- **Aim of the exercise**:
Copy out every line of the items below verbatim, changing nothing.

## start

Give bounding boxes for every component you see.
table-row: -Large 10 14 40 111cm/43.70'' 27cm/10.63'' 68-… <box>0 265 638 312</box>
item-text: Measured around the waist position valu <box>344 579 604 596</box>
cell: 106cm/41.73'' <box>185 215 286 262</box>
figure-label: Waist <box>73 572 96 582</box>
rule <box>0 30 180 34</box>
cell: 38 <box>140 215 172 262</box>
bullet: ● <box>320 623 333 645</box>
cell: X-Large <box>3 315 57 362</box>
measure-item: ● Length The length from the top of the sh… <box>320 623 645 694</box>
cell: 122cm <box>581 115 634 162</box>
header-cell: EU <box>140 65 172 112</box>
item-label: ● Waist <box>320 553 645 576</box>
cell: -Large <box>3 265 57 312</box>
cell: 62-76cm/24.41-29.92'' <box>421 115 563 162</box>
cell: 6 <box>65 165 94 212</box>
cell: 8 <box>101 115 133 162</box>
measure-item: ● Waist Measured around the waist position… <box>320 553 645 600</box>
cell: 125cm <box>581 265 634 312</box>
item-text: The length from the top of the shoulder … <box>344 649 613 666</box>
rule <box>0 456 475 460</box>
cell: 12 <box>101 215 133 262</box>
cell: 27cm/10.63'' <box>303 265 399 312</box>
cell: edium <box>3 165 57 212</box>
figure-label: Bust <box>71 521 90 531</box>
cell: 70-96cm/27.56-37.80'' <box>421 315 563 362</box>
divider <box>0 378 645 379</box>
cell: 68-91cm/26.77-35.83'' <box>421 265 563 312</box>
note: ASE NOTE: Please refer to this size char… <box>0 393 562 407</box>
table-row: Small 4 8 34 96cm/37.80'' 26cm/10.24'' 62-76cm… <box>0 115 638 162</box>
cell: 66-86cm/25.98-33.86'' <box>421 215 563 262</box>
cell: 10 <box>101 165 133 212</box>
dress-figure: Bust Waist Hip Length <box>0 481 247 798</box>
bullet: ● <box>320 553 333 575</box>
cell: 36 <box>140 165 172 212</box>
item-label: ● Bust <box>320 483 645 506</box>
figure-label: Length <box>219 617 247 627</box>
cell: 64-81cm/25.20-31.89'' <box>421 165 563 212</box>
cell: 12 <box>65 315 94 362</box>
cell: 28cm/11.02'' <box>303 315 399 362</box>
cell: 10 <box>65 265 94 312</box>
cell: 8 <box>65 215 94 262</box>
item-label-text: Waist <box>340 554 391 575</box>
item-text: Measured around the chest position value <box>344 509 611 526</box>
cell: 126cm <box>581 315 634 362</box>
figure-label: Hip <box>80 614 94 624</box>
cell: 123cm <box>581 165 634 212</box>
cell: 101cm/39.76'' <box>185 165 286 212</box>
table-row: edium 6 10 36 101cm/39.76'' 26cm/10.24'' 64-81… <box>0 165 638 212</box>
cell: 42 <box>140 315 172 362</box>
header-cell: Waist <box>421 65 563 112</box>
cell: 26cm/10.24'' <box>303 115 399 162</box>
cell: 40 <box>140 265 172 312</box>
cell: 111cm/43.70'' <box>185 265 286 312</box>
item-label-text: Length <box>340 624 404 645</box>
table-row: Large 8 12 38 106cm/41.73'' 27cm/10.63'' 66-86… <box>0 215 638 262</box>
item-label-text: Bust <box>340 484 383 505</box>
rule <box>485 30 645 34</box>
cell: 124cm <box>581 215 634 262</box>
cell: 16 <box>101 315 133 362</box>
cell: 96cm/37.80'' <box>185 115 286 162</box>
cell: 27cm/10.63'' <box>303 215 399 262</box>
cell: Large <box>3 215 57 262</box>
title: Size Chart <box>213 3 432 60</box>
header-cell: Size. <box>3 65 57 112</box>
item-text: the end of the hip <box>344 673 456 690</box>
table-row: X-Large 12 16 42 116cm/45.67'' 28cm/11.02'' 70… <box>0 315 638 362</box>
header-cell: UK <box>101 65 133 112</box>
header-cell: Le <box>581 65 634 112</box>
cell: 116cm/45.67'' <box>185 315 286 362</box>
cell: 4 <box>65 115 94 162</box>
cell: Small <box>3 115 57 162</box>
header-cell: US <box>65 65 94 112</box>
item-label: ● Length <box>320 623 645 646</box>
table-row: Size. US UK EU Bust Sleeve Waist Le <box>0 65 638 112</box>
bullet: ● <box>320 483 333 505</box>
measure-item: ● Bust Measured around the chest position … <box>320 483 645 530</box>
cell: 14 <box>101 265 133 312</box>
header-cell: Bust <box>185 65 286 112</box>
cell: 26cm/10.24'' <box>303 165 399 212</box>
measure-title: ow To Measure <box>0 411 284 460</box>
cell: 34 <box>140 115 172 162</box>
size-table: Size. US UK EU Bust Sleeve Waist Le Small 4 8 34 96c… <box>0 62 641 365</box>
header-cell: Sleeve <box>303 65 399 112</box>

## end

- **Expected answer**:
Give bounding boxes for every component you see.
table-row: -Large 10 14 40 111cm/43.70'' 27cm/10.63'' 68-… <box>0 265 638 312</box>
item-text: Measured around the waist position valu <box>344 579 604 596</box>
cell: 106cm/41.73'' <box>185 215 286 262</box>
figure-label: Waist <box>73 572 96 582</box>
rule <box>0 30 180 34</box>
cell: 38 <box>140 215 172 262</box>
bullet: ● <box>320 623 333 645</box>
cell: X-Large <box>3 315 57 362</box>
measure-item: ● Length The length from the top of the sh… <box>320 623 645 694</box>
cell: 122cm <box>581 115 634 162</box>
header-cell: EU <box>140 65 172 112</box>
item-label: ● Waist <box>320 553 645 576</box>
cell: -Large <box>3 265 57 312</box>
cell: 62-76cm/24.41-29.92'' <box>421 115 563 162</box>
cell: 6 <box>65 165 94 212</box>
cell: 8 <box>101 115 133 162</box>
measure-item: ● Waist Measured around the waist position… <box>320 553 645 600</box>
cell: 125cm <box>581 265 634 312</box>
item-text: The length from the top of the shoulder … <box>344 649 613 666</box>
rule <box>0 456 475 460</box>
cell: 12 <box>101 215 133 262</box>
cell: 27cm/10.63'' <box>303 265 399 312</box>
cell: edium <box>3 165 57 212</box>
figure-label: Bust <box>71 521 90 531</box>
cell: 70-96cm/27.56-37.80'' <box>421 315 563 362</box>
divider <box>0 378 645 379</box>
cell: 68-91cm/26.77-35.83'' <box>421 265 563 312</box>
note: ASE NOTE: Please refer to this size char… <box>0 393 562 407</box>
table-row: Small 4 8 34 96cm/37.80'' 26cm/10.24'' 62-76cm… <box>0 115 638 162</box>
cell: 66-86cm/25.98-33.86'' <box>421 215 563 262</box>
cell: 10 <box>101 165 133 212</box>
dress-figure: Bust Waist Hip Length <box>0 481 247 798</box>
bullet: ● <box>320 553 333 575</box>
cell: 36 <box>140 165 172 212</box>
item-label: ● Bust <box>320 483 645 506</box>
figure-label: Length <box>219 617 247 627</box>
cell: 64-81cm/25.20-31.89'' <box>421 165 563 212</box>
cell: 12 <box>65 315 94 362</box>
cell: 28cm/11.02'' <box>303 315 399 362</box>
cell: 10 <box>65 265 94 312</box>
cell: 8 <box>65 215 94 262</box>
item-label-text: Waist <box>340 554 391 575</box>
item-text: Measured around the chest position value <box>344 509 611 526</box>
cell: 126cm <box>581 315 634 362</box>
figure-label: Hip <box>80 614 94 624</box>
cell: 123cm <box>581 165 634 212</box>
cell: 101cm/39.76'' <box>185 165 286 212</box>
table-row: edium 6 10 36 101cm/39.76'' 26cm/10.24'' 64-81… <box>0 165 638 212</box>
cell: 42 <box>140 315 172 362</box>
header-cell: Waist <box>421 65 563 112</box>
cell: 26cm/10.24'' <box>303 115 399 162</box>
cell: 40 <box>140 265 172 312</box>
cell: 111cm/43.70'' <box>185 265 286 312</box>
item-label-text: Length <box>340 624 404 645</box>
table-row: Large 8 12 38 106cm/41.73'' 27cm/10.63'' 66-86… <box>0 215 638 262</box>
item-label-text: Bust <box>340 484 383 505</box>
rule <box>485 30 645 34</box>
cell: 124cm <box>581 215 634 262</box>
cell: 16 <box>101 315 133 362</box>
cell: 96cm/37.80'' <box>185 115 286 162</box>
cell: 27cm/10.63'' <box>303 215 399 262</box>
cell: Large <box>3 215 57 262</box>
title: Size Chart <box>213 3 432 60</box>
header-cell: Size. <box>3 65 57 112</box>
item-text: the end of the hip <box>344 673 456 690</box>
table-row: X-Large 12 16 42 116cm/45.67'' 28cm/11.02'' 70… <box>0 315 638 362</box>
header-cell: UK <box>101 65 133 112</box>
header-cell: Le <box>581 65 634 112</box>
cell: 116cm/45.67'' <box>185 315 286 362</box>
cell: 4 <box>65 115 94 162</box>
cell: Small <box>3 115 57 162</box>
header-cell: US <box>65 65 94 112</box>
item-label: ● Length <box>320 623 645 646</box>
table-row: Size. US UK EU Bust Sleeve Waist Le <box>0 65 638 112</box>
bullet: ● <box>320 483 333 505</box>
measure-item: ● Bust Measured around the chest position … <box>320 483 645 530</box>
cell: 14 <box>101 265 133 312</box>
header-cell: Bust <box>185 65 286 112</box>
cell: 26cm/10.24'' <box>303 165 399 212</box>
measure-title: ow To Measure <box>0 411 284 460</box>
cell: 34 <box>140 115 172 162</box>
size-table: Size. US UK EU Bust Sleeve Waist Le Small 4 8 34 96c… <box>0 62 641 365</box>
header-cell: Sleeve <box>303 65 399 112</box>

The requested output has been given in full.